*Source extract*:
§ §
Kubernetes executor: ERROR: Job failed (system failure): prepare environment: setting up build pod: etcdserver: request timed out.
Summary
On occasion, we see this intermittent failure related to the executor making requests to the Kubernetes API. I would expect any intermittent failure like a timeout should leverage a backoff/retry, rather than fail the job immediately.
We can see there are non-zero errors at the kube-apiserver, but would expect that gitlab-runner could recover from this with a short backoff and retry.
Steps to reproduce
Steps are difficult to reproduce, as the issue is intermittent. Our pipelines are fairly large, 650 jobs in a single pipeline. The error is not specific to any job/runner.
Actual behavior
Job fails
Expected behavior
Job waits for poll_timeout
seconds before failing the job.
Relevant logs and/or screenshots
runner log
{
"duration_s": 13.085811169,
"job": 18290279,
"level": "error",
"msg": "Job failed (system failure): prepare environment: setting up build pod: etcdserver: request timed out. Check https://docs.gitlab.com/runner/shells/index.html#shell-profile-loading for more information",
"project": 3928,
"runner": "rHxGzYhb",
"time": "2023-03-07T19:49:35Z"
}
job log
Running with gitlab-runner 15.1.0~beta.1.gb55b1e56 (b55b1e56)
on vt-firmware-ram-gitlab-runner-64c56ccf95-kr2rq rHxGzYhb
Resolving secrets
00:00
Preparing the "kubernetes" executor
00:00
"CPURequest" overwritten with "2"
"MemoryRequest" overwritten with "4Gi"
"CPULimit" overwritten with "2"
"MemoryLimit" overwritten with "4Gi"
"HelperCPURequest" overwritten with "500m"
"HelperMemoryRequest" overwritten with "10Gi"
"HelperCPULimit" overwritten with "2"
"HelperMemoryLimit" overwritten with "10Gi"
§ §
*Work instructions*:
(1) Reproduce, word for word, the portion of the Kubernetes executor issue report from "Kubernetes executor: ERROR: Job" to "backoff and retry.".
(2) Carry the Kubernetes executor issue report forward, beginning immediately after its final line.

[Rows drawn from a dataset]
§ §
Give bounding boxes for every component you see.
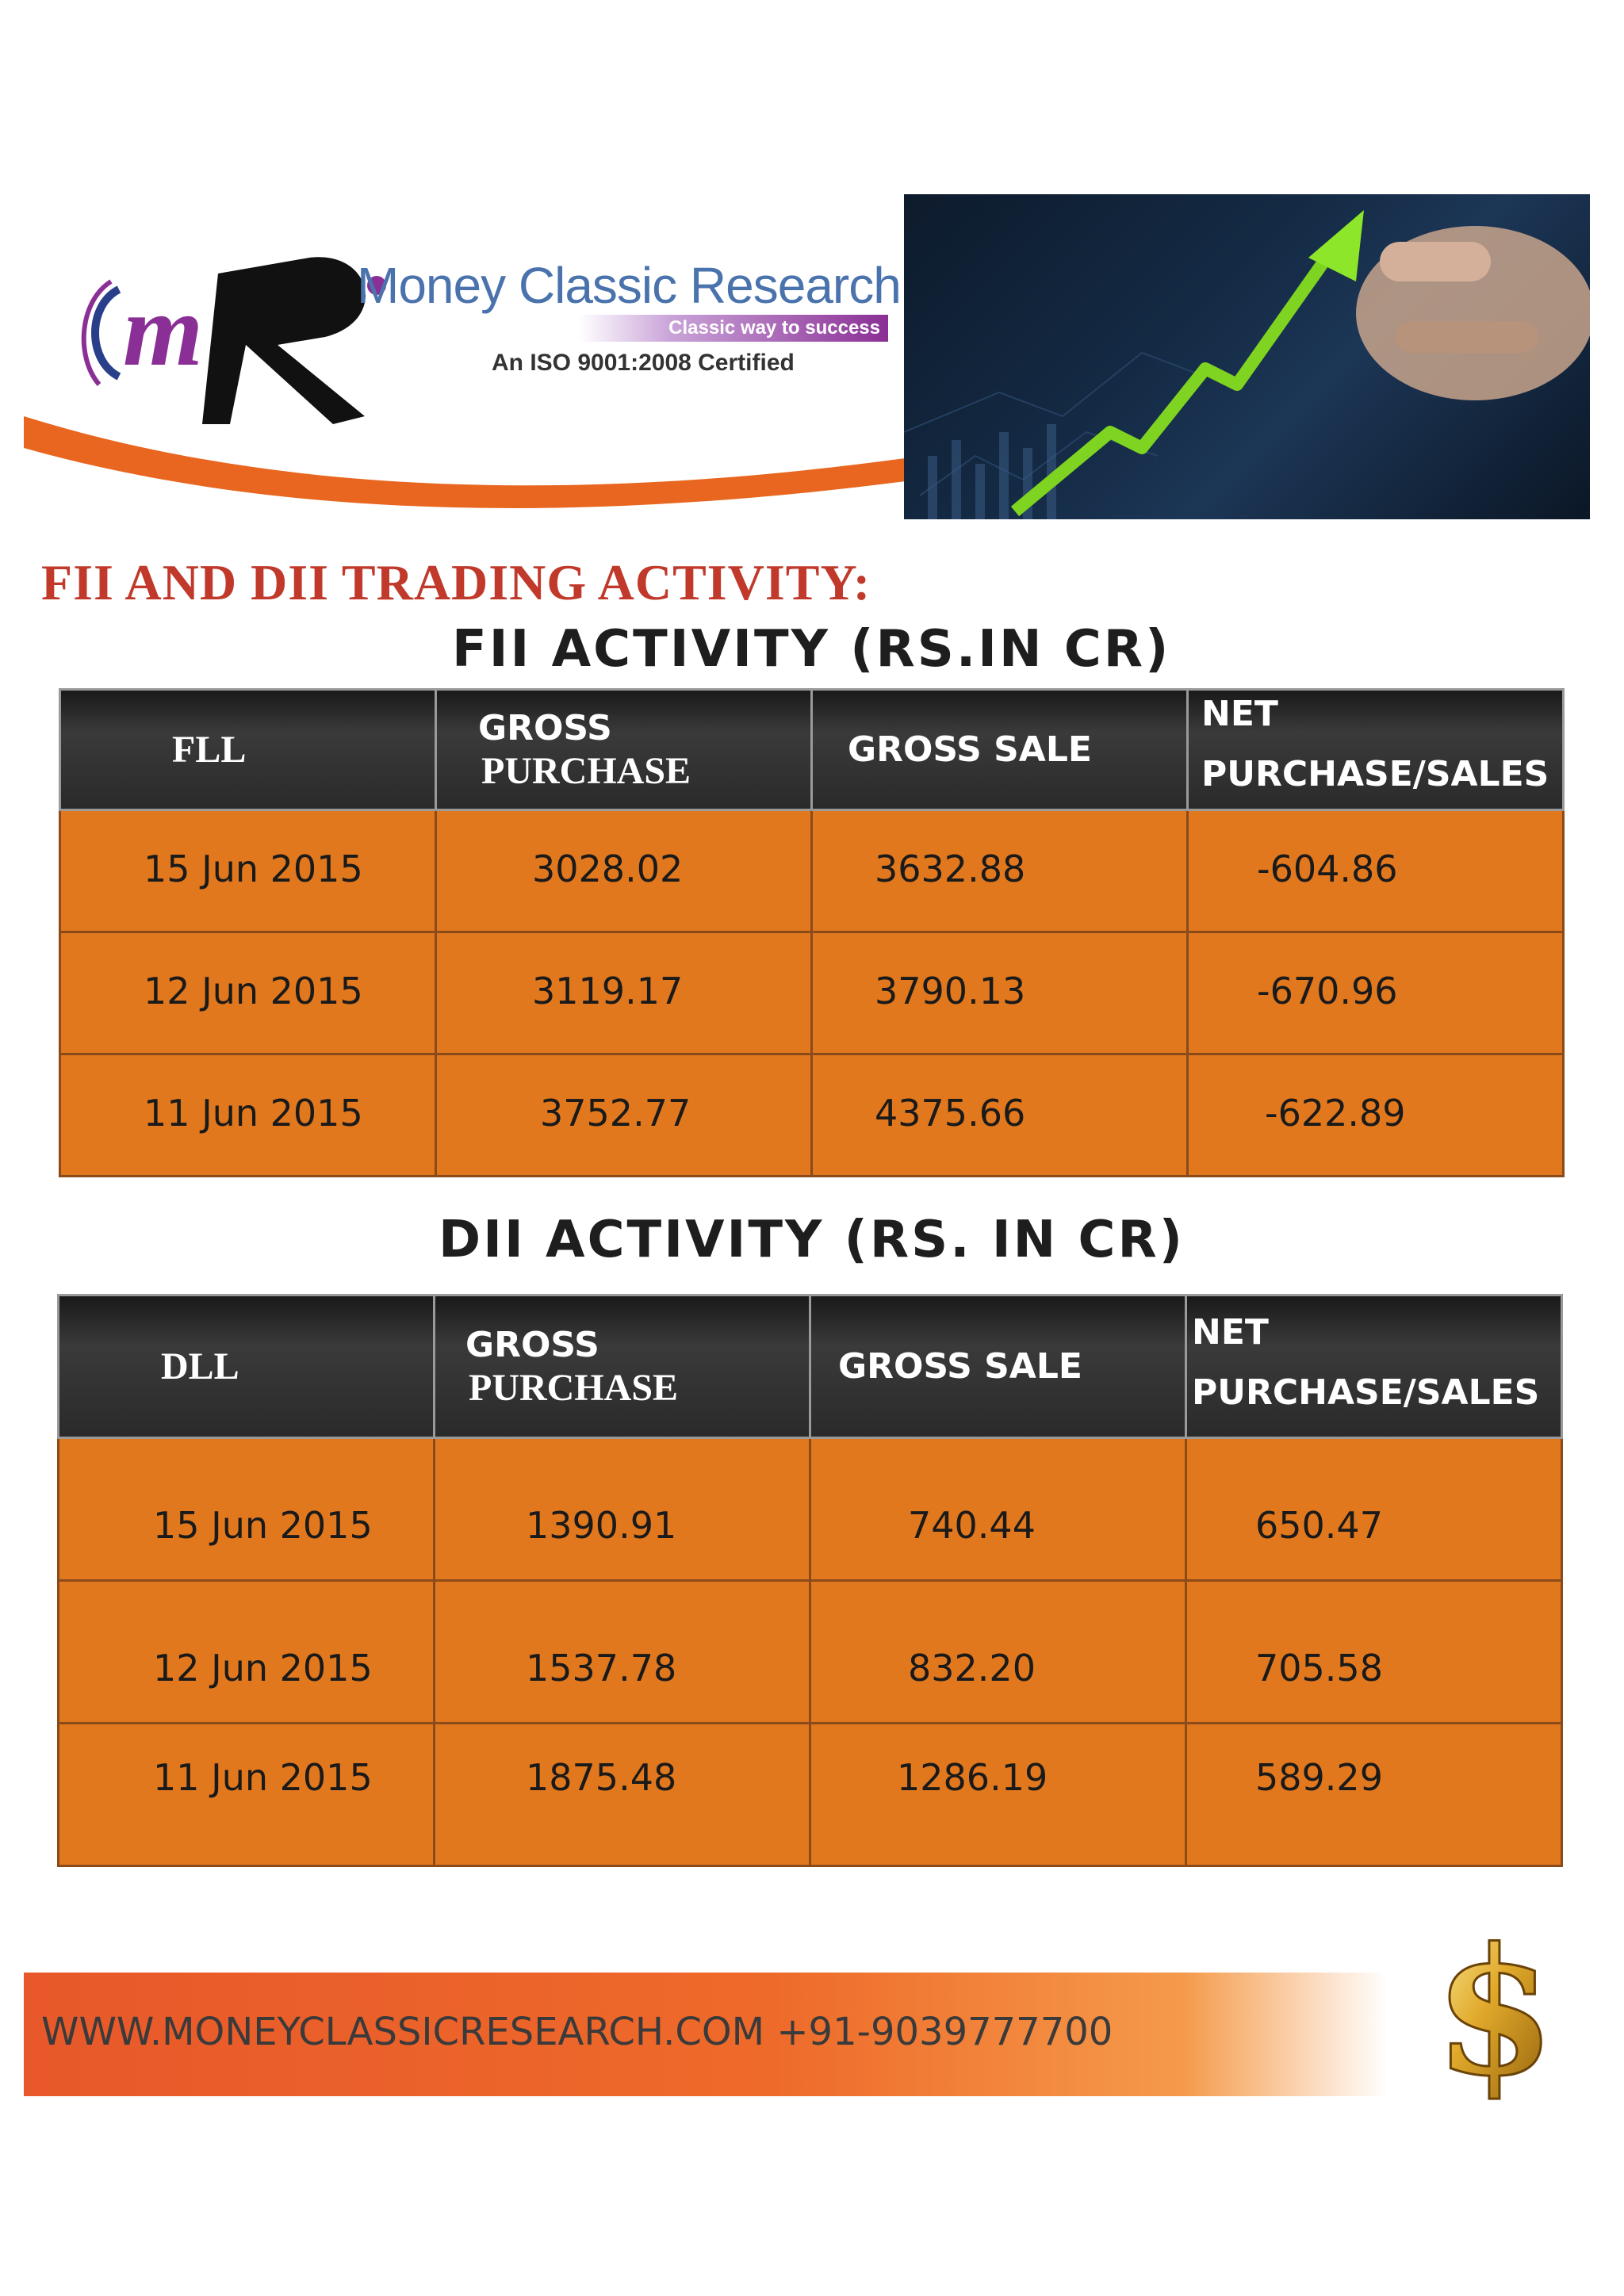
date-cell: 12 Jun 2015 <box>59 931 437 1055</box>
column-header-fll: FLL <box>59 688 437 811</box>
table-row: 15 Jun 2015 3028.02 3632.88 -604.86 <box>59 809 1565 933</box>
brand-name: Money Classic Research <box>357 257 902 314</box>
net-cell: -622.89 <box>1186 1053 1565 1177</box>
table-row: 12 Jun 2015 1537.78 832.20 705.58 <box>57 1579 1563 1724</box>
column-header-dll: DLL <box>57 1294 435 1439</box>
net-cell: 650.47 <box>1185 1437 1563 1582</box>
table-row: 11 Jun 2015 1875.48 1286.19 589.29 <box>57 1722 1563 1867</box>
date-cell: 11 Jun 2015 <box>59 1053 437 1177</box>
column-header-gross-sale: GROSS SALE <box>809 1294 1187 1439</box>
gross-purchase-cell: 3028.02 <box>435 809 813 933</box>
column-header-net-purchase-sales: NET PURCHASE/SALES <box>1186 688 1565 811</box>
table-header-row: FLL GROSS PURCHASE GROSS SALE NET PURCHA… <box>59 688 1565 811</box>
gross-purchase-cell: 1875.48 <box>433 1722 811 1867</box>
date-cell: 15 Jun 2015 <box>57 1437 435 1582</box>
page-title: FII AND DII TRADING ACTIVITY: <box>41 554 871 610</box>
gross-purchase-cell: 3119.17 <box>435 931 813 1055</box>
net-cell: 705.58 <box>1185 1579 1563 1724</box>
gross-sale-cell: 3790.13 <box>810 931 1189 1055</box>
dii-section-title: DII ACTIVITY (RS. IN CR) <box>439 1211 1185 1269</box>
date-cell: 11 Jun 2015 <box>57 1722 435 1867</box>
column-header-gross-purchase: GROSS PURCHASE <box>435 688 813 811</box>
column-header-net-purchase-sales: NET PURCHASE/SALES <box>1185 1294 1563 1439</box>
fii-section-title: FII ACTIVITY (RS.IN CR) <box>452 620 1171 679</box>
net-cell: 589.29 <box>1185 1722 1563 1867</box>
net-cell: -604.86 <box>1186 809 1565 933</box>
dollar-icon: $ <box>1433 1911 1557 2101</box>
footer-contact: WWW.MONEYCLASSICRESEARCH.COM +91-9039777… <box>41 2010 1113 2054</box>
svg-text:m: m <box>123 274 203 388</box>
fii-activity-table: FLL GROSS PURCHASE GROSS SALE NET PURCHA… <box>59 688 1565 1177</box>
gross-purchase-cell: 1390.91 <box>433 1437 811 1582</box>
gross-sale-cell: 832.20 <box>809 1579 1187 1724</box>
date-cell: 12 Jun 2015 <box>57 1579 435 1724</box>
mr-logo-icon: m <box>81 257 386 424</box>
gross-sale-cell: 740.44 <box>809 1437 1187 1582</box>
brand-tagline: Classic way to success <box>579 315 888 342</box>
gross-sale-cell: 3632.88 <box>810 809 1189 933</box>
header-banner: m Money Classic Research Classic way to … <box>24 194 1590 519</box>
dii-activity-table: DLL GROSS PURCHASE GROSS SALE NET PURCHA… <box>57 1294 1563 1867</box>
column-header-gross-sale: GROSS SALE <box>810 688 1189 811</box>
footer-bar <box>24 1973 1388 2096</box>
gross-purchase-cell: 3752.77 <box>435 1053 813 1177</box>
net-cell: -670.96 <box>1186 931 1565 1055</box>
growth-arrow-icon <box>1010 246 1338 517</box>
column-header-gross-purchase: GROSS PURCHASE <box>433 1294 811 1439</box>
gross-purchase-cell: 1537.78 <box>433 1579 811 1724</box>
table-row: 12 Jun 2015 3119.17 3790.13 -670.96 <box>59 931 1565 1055</box>
svg-text:$: $ <box>1434 1911 1555 2101</box>
table-header-row: DLL GROSS PURCHASE GROSS SALE NET PURCHA… <box>57 1294 1563 1439</box>
gross-sale-cell: 1286.19 <box>809 1722 1187 1867</box>
gross-sale-cell: 4375.66 <box>810 1053 1189 1177</box>
business-growth-photo <box>904 194 1590 519</box>
brand-certification: An ISO 9001:2008 Certified <box>492 350 795 376</box>
table-row: 11 Jun 2015 3752.77 4375.66 -622.89 <box>59 1053 1565 1177</box>
table-row: 15 Jun 2015 1390.91 740.44 650.47 <box>57 1437 1563 1582</box>
date-cell: 15 Jun 2015 <box>59 809 437 933</box>
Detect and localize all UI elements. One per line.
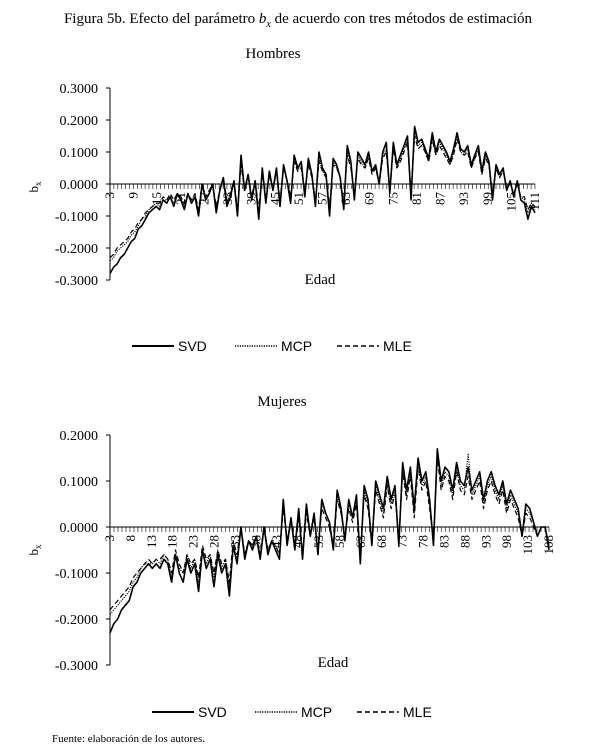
x-tick-label: 57 — [315, 192, 330, 206]
x-tick-label: 99 — [480, 192, 495, 205]
x-tick-label: 105 — [503, 192, 518, 212]
x-tick-labels: 3 8 13 18 23 28 33 38 43 48 53 58 63 68 73 78 83 88 93 98 10… — [102, 535, 556, 555]
source-note: Fuente: elaboración de los autores. — [52, 733, 205, 745]
legend: SVD MCP MLE — [152, 704, 432, 720]
x-tick-label: 78 — [416, 535, 431, 548]
x-tick-label: 83 — [436, 535, 451, 548]
figure-title: Figura 5b. Efecto del parámetro bx de ac… — [64, 11, 533, 30]
x-tick-label: 73 — [395, 535, 410, 548]
y-tick-label: 0.2000 — [60, 429, 99, 444]
x-tick-label: 58 — [332, 535, 347, 548]
x-tick-label: 69 — [362, 192, 377, 205]
x-tick-label: 63 — [353, 535, 368, 548]
series-lines — [109, 447, 550, 634]
legend-label-mcp: MCP — [281, 338, 312, 354]
x-tick-label: 93 — [478, 535, 493, 548]
y-tick-label: 0.0000 — [60, 178, 99, 193]
y-axis-label: bx — [26, 544, 43, 556]
x-tick-label: 51 — [291, 192, 306, 205]
legend: SVD MCP MLE — [132, 338, 412, 354]
x-tick-label: 68 — [374, 535, 389, 548]
x-tick-label: 103 — [520, 535, 535, 555]
x-tick-label: 38 — [248, 535, 263, 548]
x-tick-label: 3 — [102, 535, 117, 542]
x-tick-label: 87 — [433, 192, 448, 206]
x-tick-labels: 3 9 15 21 27 33 39 45 51 57 63 69 75 81 87 93 99 105 111 — [102, 192, 542, 212]
y-tick-labels: 0.2000 0.1000 0.0000 -0.1000 -0.2000 -0.3000 — [55, 429, 110, 674]
x-axis-label: Edad — [305, 272, 336, 288]
series-lines — [109, 125, 536, 274]
y-tick-label: -0.1000 — [55, 210, 98, 225]
x-tick-label: 75 — [385, 192, 400, 205]
y-tick-label: -0.1000 — [55, 567, 98, 582]
y-tick-label: -0.2000 — [55, 242, 98, 257]
x-tick-label: 3 — [102, 192, 117, 199]
y-tick-label: 0.1000 — [60, 475, 99, 490]
chart-title: Mujeres — [257, 394, 306, 410]
chart-mujeres: Mujeres bx 0.2000 0.1000 0.0000 -0.1000 -0.2… — [26, 394, 556, 720]
legend-label-svd: SVD — [178, 338, 207, 354]
x-tick-label: 93 — [456, 192, 471, 205]
series-line-mcp — [109, 452, 550, 615]
x-tick-label: 63 — [338, 192, 353, 205]
legend-label-mcp: MCP — [301, 704, 332, 720]
series-line-svd — [109, 125, 536, 274]
series-line-mle — [109, 457, 550, 611]
y-axis-label: bx — [26, 181, 43, 193]
y-tick-label: -0.2000 — [55, 613, 98, 628]
x-tick-label: 13 — [144, 535, 159, 548]
x-tick-label: 28 — [207, 535, 222, 548]
legend-label-svd: SVD — [198, 704, 227, 720]
x-tick-label: 98 — [499, 535, 514, 548]
legend-label-mle: MLE — [383, 338, 412, 354]
x-axis-label: Edad — [318, 655, 349, 671]
y-tick-label: 0.2000 — [60, 114, 99, 129]
y-tick-label: 0.0000 — [60, 521, 99, 536]
series-line-mle — [109, 135, 536, 259]
chart-hombres: Hombres bx 0.3000 0.2000 0.1000 0.0000 -0.10… — [26, 46, 542, 354]
y-tick-label: -0.3000 — [55, 659, 98, 674]
y-tick-label: 0.3000 — [60, 82, 99, 97]
x-tick-label: 18 — [165, 535, 180, 548]
x-tick-label: 9 — [126, 192, 141, 199]
x-tick-label: 88 — [457, 535, 472, 548]
x-tick-label: 8 — [123, 535, 138, 542]
x-tick-label: 15 — [149, 192, 164, 205]
y-tick-label: 0.1000 — [60, 146, 99, 161]
x-axis-ticks — [109, 184, 536, 189]
x-tick-label: 81 — [409, 192, 424, 205]
y-tick-labels: 0.3000 0.2000 0.1000 0.0000 -0.1000 -0.2000 -0… — [55, 82, 110, 289]
legend-label-mle: MLE — [403, 704, 432, 720]
y-tick-label: -0.3000 — [55, 274, 98, 289]
x-tick-label: 23 — [186, 535, 201, 548]
chart-title: Hombres — [246, 46, 301, 62]
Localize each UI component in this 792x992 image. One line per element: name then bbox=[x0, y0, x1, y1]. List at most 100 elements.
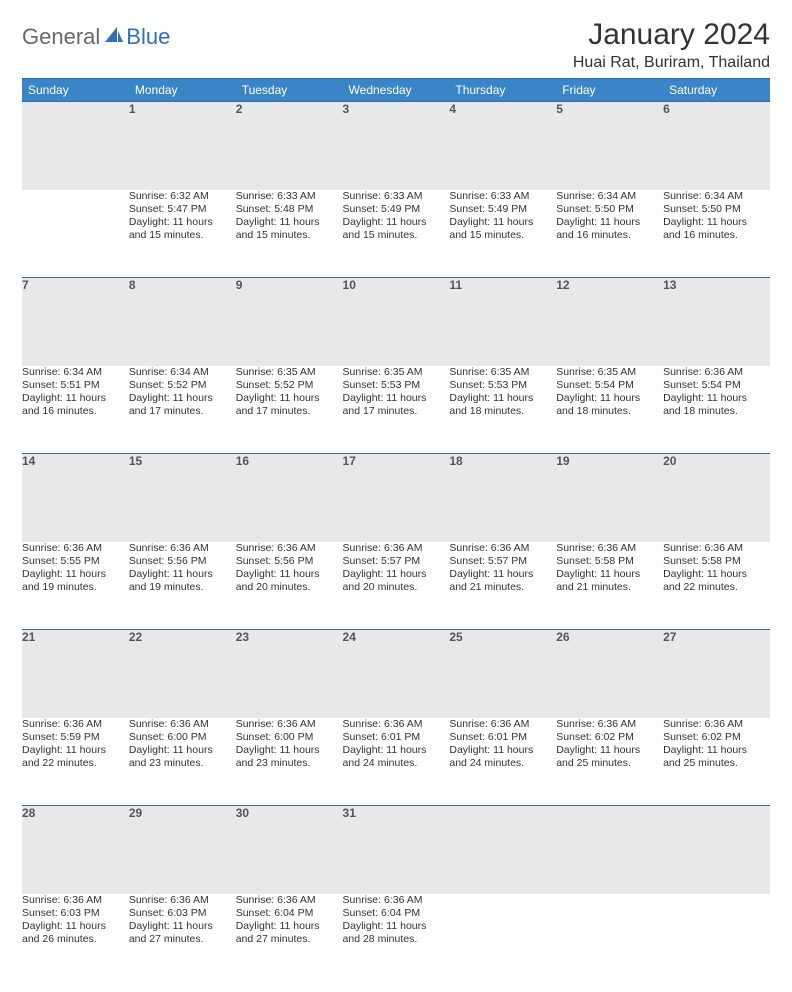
§ §
*Exercise answers*:
(1)
Kubernetes executor: ERROR: Job failed (system failure): prepare environment: setting up build pod: etcdserver: request timed out.
Summary
On occasion, we see this intermittent failure related to the executor making requests to the Kubernetes API. I would expect any intermittent failure like a timeout should leverage a backoff/retry, rather than fail the job immediately.
We can see there are non-zero errors at the kube-apiserver, but would expect that gitlab-runner could recover from this with a short backoff and retry.

(2)
Using Kubernetes namespace: vt-firmware-ram
Using Kubernetes executor with image xxx ...
Using attach strategy to execute scripts...
Preparing environment
00:07
ERROR: Job failed (system failure): prepare environment: setting up build pod: etcdserver: request timed out. Check https://docs.gitlab.com/runner/shells/index.html#shell-profile-loading for more information
Environment description
Running self-managed GitLab.
config.toml contents
config: |
[[runners]]
environment = ["FF_GITLAB_REGISTRY_HELPER_IMAGE=1"]
[runners.kubernetes]
image = "ubuntu:20.04"
poll_timeout = 900
poll_interval = 20
pull_policy = ["always", "always", "always", "if-not-present"]
resource_availability_check_max_attempts = 0 # Disable the check altogether, fallback to default polling on pod readiness
[runners.kubernetes.pod_annotations]
"karpenter.sh/do-not-evict" = "true"
"cluster-autoscaler.kubernetes.io/safe-to-evict" = "false"
[runners.kubernetes.node_selector]
"vt.goriv.co/runners" = "true"
"kubernetes.io/arch" = "{{ .Values.runner_architecture | default "amd64" }}"
"kubernetes.io/os" = "{{ .Values.runner_os | default "linux" }}"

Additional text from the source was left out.